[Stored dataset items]
• • • • •
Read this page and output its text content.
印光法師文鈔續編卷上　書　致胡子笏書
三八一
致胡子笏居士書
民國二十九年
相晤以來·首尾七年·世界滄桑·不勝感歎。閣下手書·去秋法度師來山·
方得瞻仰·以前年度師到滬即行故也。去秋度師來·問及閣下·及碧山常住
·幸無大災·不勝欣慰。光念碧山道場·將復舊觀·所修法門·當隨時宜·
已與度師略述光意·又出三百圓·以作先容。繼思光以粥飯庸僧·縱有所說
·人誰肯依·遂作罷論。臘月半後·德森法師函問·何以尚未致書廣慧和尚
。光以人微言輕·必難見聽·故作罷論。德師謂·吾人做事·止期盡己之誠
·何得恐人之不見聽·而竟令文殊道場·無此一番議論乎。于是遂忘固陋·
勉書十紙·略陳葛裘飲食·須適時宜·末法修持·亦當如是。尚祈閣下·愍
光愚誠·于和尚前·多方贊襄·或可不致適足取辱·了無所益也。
• • • • •
### Task to complete
What do the records say? Quote them all exactly.

### Correct answer
Read this page and output its text content.
印光法師文鈔續編卷上　書　致胡子笏書
三八一
致胡子笏居士書
民國二十九年
相晤以來·首尾七年·世界滄桑·不勝感歎。閣下手書·去秋法度師來山·
方得瞻仰·以前年度師到滬即行故也。去秋度師來·問及閣下·及碧山常住
·幸無大災·不勝欣慰。光念碧山道場·將復舊觀·所修法門·當隨時宜·
已與度師略述光意·又出三百圓·以作先容。繼思光以粥飯庸僧·縱有所說
·人誰肯依·遂作罷論。臘月半後·德森法師函問·何以尚未致書廣慧和尚
。光以人微言輕·必難見聽·故作罷論。德師謂·吾人做事·止期盡己之誠
·何得恐人之不見聽·而竟令文殊道場·無此一番議論乎。于是遂忘固陋·
勉書十紙·略陳葛裘飲食·須適時宜·末法修持·亦當如是。尚祈閣下·愍
光愚誠·于和尚前·多方贊襄·或可不致適足取辱·了無所益也。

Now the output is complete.